**PROBLEM DETAILS**
Without altering anything, output the material below.

**DATASET ENTRIES**
■ ■ ■ ■
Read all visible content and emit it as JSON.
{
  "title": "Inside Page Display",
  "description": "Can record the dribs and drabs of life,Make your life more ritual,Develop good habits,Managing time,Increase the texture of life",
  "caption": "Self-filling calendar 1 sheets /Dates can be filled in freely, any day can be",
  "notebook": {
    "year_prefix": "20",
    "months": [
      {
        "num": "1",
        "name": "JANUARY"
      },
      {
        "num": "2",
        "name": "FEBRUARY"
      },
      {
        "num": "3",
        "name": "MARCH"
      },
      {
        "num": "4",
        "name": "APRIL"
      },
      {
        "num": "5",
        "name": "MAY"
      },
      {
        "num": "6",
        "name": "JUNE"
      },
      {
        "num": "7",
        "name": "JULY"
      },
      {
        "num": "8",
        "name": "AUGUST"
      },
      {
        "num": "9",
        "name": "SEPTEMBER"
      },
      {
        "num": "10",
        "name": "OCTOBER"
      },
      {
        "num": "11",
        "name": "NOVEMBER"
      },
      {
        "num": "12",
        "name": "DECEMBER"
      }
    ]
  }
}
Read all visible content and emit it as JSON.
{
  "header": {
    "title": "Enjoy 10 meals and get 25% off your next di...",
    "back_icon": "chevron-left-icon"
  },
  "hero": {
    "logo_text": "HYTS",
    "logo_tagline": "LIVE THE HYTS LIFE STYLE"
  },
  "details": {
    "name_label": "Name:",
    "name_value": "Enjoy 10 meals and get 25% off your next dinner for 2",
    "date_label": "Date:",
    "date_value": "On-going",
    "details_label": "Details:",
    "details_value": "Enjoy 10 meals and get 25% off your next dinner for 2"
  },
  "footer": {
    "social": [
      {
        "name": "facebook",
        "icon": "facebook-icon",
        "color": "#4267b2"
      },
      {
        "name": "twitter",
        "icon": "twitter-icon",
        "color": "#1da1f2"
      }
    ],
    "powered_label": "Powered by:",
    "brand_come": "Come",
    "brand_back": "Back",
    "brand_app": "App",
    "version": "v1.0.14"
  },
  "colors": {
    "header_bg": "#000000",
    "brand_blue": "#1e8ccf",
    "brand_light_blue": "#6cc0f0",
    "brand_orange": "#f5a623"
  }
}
■ ■ ■ ■
**IN RESPONSE**
Read all visible content and emit it as JSON.
{
  "title": "Inside Page Display",
  "description": "Can record the dribs and drabs of life,Make your life more ritual,Develop good habits,Managing time,Increase the texture of life",
  "caption": "Self-filling calendar 1 sheets /Dates can be filled in freely, any day can be",
  "notebook": {
    "year_prefix": "20",
    "months": [
      {
        "num": "1",
        "name": "JANUARY"
      },
      {
        "num": "2",
        "name": "FEBRUARY"
      },
      {
        "num": "3",
        "name": "MARCH"
      },
      {
        "num": "4",
        "name": "APRIL"
      },
      {
        "num": "5",
        "name": "MAY"
      },
      {
        "num": "6",
        "name": "JUNE"
      },
      {
        "num": "7",
        "name": "JULY"
      },
      {
        "num": "8",
        "name": "AUGUST"
      },
      {
        "num": "9",
        "name": "SEPTEMBER"
      },
      {
        "num": "10",
        "name": "OCTOBER"
      },
      {
        "num": "11",
        "name": "NOVEMBER"
      },
      {
        "num": "12",
        "name": "DECEMBER"
      }
    ]
  }
}
Read all visible content and emit it as JSON.
{
  "header": {
    "title": "Enjoy 10 meals and get 25% off your next di...",
    "back_icon": "chevron-left-icon"
  },
  "hero": {
    "logo_text": "HYTS",
    "logo_tagline": "LIVE THE HYTS LIFE STYLE"
  },
  "details": {
    "name_label": "Name:",
    "name_value": "Enjoy 10 meals and get 25% off your next dinner for 2",
    "date_label": "Date:",
    "date_value": "On-going",
    "details_label": "Details:",
    "details_value": "Enjoy 10 meals and get 25% off your next dinner for 2"
  },
  "footer": {
    "social": [
      {
        "name": "facebook",
        "icon": "facebook-icon",
        "color": "#4267b2"
      },
      {
        "name": "twitter",
        "icon": "twitter-icon",
        "color": "#1da1f2"
      }
    ],
    "powered_label": "Powered by:",
    "brand_come": "Come",
    "brand_back": "Back",
    "brand_app": "App",
    "version": "v1.0.14"
  },
  "colors": {
    "header_bg": "#000000",
    "brand_blue": "#1e8ccf",
    "brand_light_blue": "#6cc0f0",
    "brand_orange": "#f5a623"
  }
}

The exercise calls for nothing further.